**Data lines**
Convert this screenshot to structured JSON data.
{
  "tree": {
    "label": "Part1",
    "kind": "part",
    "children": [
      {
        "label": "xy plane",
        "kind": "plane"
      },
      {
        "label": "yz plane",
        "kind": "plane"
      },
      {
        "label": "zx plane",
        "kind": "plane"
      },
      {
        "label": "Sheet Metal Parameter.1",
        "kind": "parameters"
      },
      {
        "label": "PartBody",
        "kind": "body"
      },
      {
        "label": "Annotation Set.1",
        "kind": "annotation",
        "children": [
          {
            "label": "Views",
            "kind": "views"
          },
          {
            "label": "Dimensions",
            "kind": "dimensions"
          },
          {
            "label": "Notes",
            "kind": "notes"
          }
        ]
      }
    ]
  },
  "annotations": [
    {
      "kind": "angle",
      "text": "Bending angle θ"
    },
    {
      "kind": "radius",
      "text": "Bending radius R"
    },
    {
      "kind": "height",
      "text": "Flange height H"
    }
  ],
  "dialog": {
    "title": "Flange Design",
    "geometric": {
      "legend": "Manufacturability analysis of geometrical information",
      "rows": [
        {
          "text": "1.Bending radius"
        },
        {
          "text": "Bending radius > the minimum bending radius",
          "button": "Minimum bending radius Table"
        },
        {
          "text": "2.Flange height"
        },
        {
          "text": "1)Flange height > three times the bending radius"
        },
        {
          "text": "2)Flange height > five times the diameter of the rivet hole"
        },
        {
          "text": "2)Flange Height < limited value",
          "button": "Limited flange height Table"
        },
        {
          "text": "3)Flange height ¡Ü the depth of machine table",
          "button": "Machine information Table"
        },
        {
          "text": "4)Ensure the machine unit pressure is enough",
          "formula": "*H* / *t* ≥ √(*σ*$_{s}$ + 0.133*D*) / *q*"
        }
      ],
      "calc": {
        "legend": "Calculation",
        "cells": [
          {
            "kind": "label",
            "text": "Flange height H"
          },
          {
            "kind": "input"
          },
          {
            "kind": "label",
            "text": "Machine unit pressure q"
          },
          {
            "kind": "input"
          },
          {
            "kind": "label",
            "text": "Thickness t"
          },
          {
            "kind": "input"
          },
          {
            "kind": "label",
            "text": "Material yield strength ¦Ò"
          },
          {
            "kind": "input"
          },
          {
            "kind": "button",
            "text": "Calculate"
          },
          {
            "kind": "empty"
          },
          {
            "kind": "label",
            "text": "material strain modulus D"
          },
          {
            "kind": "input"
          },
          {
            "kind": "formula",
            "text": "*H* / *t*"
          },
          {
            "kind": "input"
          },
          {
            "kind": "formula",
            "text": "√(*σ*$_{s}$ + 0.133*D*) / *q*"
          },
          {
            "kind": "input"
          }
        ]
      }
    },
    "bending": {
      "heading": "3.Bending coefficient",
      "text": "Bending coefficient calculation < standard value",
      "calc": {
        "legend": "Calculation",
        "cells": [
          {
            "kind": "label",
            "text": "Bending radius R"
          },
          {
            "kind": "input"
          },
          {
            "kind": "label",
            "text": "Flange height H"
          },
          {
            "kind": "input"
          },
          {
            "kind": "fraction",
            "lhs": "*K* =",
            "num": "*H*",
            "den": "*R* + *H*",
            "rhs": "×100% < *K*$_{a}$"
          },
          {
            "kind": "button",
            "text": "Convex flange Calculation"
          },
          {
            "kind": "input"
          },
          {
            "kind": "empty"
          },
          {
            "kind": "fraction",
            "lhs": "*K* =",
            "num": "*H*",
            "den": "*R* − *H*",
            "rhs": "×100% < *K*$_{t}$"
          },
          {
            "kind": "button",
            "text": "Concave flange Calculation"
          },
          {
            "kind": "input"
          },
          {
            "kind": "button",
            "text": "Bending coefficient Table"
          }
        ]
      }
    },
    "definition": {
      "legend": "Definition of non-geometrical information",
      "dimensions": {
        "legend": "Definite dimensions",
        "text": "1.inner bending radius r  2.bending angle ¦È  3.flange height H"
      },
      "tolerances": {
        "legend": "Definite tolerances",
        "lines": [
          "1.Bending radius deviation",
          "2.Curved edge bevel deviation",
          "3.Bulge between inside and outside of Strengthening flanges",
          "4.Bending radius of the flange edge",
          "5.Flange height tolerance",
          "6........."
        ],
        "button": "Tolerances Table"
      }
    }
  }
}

---

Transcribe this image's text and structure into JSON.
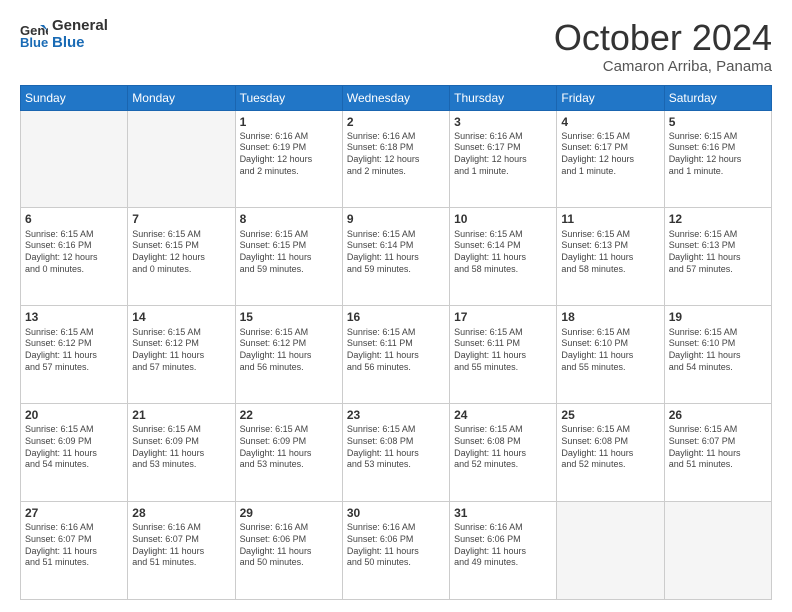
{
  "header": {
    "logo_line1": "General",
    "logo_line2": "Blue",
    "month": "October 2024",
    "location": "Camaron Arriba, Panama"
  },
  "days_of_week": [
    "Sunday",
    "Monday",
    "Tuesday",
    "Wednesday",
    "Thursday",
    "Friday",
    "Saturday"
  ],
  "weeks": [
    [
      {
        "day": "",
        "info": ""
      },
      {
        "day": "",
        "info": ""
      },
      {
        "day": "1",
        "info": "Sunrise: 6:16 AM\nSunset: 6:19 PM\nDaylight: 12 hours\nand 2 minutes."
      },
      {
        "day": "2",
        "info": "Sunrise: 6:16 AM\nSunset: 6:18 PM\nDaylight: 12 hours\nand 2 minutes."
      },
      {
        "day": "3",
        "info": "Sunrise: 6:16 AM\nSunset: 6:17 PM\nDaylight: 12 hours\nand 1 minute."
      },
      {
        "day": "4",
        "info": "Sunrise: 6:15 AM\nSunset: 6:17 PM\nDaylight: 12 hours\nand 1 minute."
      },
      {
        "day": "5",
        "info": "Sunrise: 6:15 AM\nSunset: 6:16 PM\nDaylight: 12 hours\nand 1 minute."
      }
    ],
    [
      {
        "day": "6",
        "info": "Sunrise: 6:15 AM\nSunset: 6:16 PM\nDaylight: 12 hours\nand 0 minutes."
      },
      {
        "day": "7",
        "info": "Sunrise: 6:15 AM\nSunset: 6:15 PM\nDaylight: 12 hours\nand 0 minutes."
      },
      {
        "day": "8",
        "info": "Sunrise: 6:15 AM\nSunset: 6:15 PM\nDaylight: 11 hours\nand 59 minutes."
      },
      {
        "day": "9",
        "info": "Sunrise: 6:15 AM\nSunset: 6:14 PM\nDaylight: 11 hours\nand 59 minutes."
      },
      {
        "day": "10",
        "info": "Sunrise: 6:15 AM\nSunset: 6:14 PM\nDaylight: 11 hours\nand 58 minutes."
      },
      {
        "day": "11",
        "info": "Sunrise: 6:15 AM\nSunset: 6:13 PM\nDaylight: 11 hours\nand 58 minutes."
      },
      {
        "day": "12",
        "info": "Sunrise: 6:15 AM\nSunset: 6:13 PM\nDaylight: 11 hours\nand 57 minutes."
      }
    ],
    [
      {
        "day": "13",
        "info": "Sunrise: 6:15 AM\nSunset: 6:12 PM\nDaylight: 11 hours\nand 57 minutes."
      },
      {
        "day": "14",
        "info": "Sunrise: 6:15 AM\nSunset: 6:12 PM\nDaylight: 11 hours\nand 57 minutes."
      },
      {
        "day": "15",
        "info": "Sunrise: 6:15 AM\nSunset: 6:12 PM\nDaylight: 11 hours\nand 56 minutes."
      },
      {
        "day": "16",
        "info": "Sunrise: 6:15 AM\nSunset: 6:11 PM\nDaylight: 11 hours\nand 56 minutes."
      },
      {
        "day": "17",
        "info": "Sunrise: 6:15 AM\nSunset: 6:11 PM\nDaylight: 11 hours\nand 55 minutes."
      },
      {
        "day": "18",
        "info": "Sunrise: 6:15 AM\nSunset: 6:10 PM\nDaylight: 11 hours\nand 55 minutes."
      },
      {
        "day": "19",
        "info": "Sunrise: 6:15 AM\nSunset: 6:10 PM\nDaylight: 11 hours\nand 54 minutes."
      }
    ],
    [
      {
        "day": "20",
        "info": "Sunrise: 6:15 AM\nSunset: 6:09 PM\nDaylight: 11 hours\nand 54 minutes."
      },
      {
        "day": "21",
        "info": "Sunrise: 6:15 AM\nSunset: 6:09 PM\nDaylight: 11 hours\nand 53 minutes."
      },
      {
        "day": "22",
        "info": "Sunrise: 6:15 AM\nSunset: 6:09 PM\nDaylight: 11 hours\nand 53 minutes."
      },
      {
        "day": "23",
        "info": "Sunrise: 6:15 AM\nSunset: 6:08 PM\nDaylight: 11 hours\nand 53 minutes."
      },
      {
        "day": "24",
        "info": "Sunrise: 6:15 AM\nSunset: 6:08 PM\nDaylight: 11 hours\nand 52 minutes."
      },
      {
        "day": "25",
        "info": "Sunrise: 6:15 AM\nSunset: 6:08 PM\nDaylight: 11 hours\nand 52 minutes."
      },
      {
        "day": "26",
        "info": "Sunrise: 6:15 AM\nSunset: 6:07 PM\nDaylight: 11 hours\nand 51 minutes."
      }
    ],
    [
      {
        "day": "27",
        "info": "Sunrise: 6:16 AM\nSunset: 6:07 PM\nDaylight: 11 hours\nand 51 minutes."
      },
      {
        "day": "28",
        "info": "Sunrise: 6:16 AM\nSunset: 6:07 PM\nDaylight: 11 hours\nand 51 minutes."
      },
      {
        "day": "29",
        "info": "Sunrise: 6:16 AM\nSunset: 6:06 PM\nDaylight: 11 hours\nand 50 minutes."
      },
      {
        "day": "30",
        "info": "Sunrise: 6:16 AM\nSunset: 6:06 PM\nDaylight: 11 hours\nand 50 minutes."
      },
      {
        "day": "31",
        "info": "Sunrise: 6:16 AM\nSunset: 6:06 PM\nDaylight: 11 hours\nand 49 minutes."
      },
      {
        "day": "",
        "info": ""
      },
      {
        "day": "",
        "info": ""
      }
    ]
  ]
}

* * *

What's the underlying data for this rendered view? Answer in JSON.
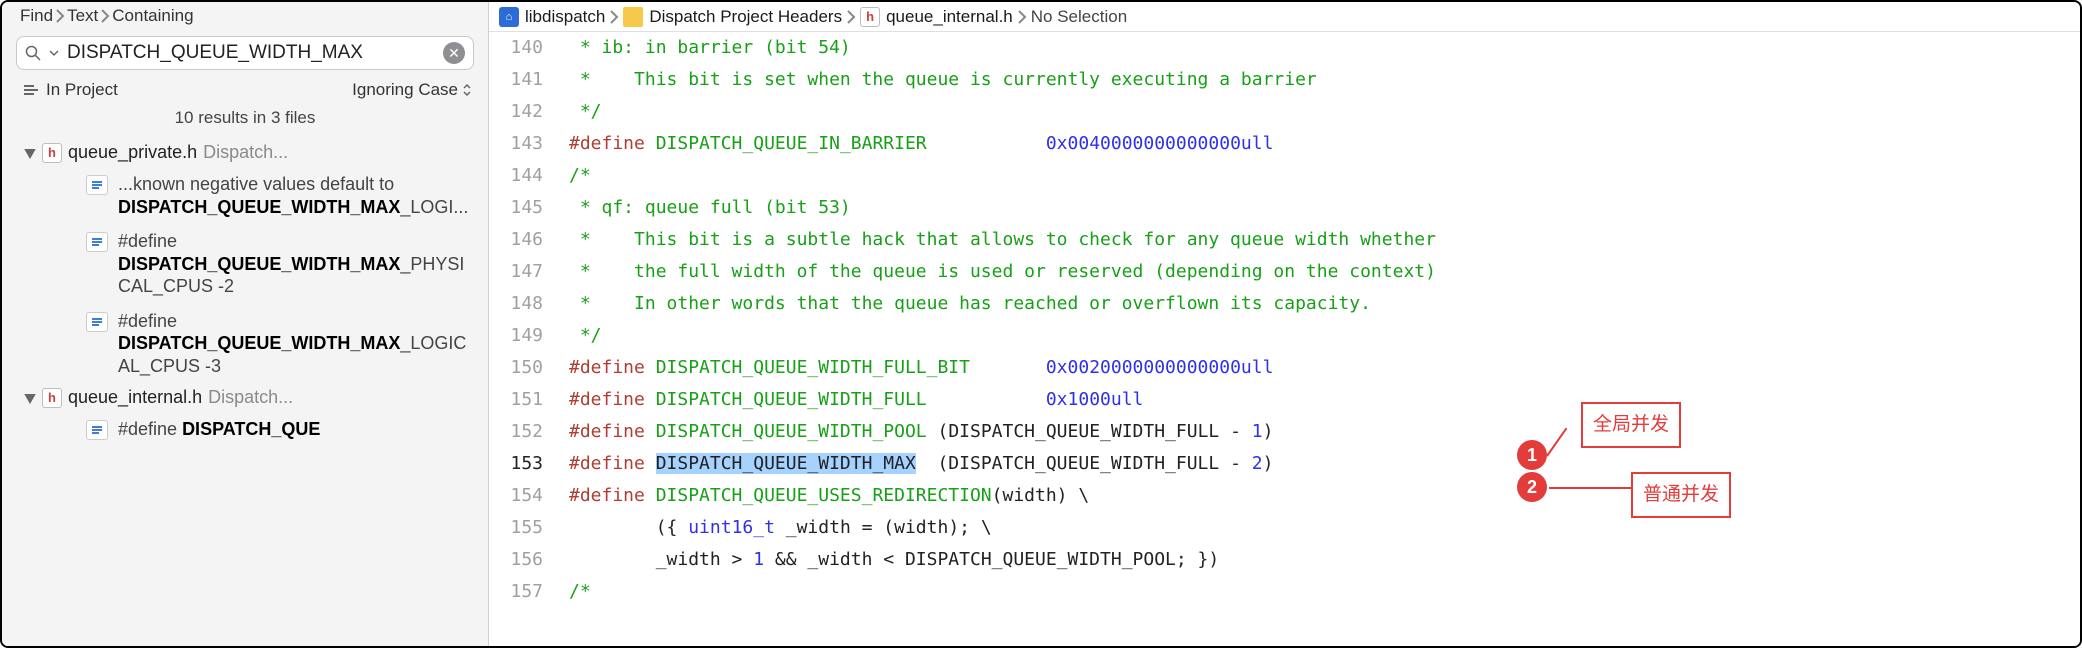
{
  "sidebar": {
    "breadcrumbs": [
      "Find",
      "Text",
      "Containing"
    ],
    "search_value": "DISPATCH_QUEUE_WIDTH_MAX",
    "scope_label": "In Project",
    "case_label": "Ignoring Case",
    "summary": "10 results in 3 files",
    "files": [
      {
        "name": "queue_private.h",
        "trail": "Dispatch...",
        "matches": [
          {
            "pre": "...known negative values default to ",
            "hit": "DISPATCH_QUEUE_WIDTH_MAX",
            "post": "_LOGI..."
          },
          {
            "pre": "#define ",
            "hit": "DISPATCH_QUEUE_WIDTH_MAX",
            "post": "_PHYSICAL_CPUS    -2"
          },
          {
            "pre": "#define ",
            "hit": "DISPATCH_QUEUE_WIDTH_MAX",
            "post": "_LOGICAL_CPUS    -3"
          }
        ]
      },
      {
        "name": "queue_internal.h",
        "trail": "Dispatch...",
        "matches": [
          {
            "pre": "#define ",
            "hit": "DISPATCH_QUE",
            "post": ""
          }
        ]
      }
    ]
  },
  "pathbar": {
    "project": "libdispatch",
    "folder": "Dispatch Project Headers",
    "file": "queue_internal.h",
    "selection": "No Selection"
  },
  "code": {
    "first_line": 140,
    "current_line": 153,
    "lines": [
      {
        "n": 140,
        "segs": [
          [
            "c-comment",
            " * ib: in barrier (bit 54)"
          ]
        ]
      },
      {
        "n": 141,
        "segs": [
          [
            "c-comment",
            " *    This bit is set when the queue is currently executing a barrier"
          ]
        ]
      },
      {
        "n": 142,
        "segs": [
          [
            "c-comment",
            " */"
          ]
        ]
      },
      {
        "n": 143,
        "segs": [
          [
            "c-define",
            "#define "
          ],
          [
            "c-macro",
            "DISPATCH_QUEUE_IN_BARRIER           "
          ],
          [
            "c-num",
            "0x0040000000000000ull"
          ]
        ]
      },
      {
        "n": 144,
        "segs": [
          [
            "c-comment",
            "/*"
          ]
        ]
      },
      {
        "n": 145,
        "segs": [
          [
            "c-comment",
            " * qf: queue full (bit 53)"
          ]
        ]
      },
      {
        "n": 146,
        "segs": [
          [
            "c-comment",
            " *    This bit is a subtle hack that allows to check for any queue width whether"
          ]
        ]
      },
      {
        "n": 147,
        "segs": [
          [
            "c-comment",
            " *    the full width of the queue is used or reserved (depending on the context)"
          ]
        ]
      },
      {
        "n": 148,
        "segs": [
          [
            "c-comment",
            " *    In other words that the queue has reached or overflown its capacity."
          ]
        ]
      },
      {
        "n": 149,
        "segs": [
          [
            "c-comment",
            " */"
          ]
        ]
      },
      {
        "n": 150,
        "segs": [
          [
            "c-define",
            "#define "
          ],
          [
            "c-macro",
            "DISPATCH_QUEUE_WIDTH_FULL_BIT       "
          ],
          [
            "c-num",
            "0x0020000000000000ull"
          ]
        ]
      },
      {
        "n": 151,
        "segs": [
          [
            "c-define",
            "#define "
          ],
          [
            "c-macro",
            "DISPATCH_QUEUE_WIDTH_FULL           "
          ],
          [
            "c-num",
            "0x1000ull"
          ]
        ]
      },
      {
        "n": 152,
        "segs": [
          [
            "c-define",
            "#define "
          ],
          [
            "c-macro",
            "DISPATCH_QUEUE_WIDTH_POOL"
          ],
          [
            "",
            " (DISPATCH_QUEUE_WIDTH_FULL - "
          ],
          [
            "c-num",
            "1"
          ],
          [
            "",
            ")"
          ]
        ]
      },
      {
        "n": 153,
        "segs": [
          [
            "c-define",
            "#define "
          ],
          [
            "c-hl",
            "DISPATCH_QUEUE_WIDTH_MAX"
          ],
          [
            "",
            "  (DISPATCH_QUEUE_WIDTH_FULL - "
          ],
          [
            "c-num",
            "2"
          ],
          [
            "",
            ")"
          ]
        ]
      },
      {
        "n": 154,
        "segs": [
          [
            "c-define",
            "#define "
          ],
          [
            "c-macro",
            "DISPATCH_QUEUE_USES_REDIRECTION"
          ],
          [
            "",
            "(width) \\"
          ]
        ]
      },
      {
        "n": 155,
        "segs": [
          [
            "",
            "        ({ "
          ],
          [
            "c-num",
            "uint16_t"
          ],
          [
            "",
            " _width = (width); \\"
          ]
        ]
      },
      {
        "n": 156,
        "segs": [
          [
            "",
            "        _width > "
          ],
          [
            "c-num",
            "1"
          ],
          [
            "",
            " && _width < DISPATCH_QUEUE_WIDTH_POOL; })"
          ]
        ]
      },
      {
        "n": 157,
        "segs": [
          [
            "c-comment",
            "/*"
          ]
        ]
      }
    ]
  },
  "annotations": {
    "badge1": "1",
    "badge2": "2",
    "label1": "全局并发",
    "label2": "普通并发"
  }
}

**Directions**
Find and copy each line above that includes the string "geometrical".

**Response to this exercise**
      "legend": "Manufacturability analysis of geometrical information",
      "legend": "Definition of non-geometrical information",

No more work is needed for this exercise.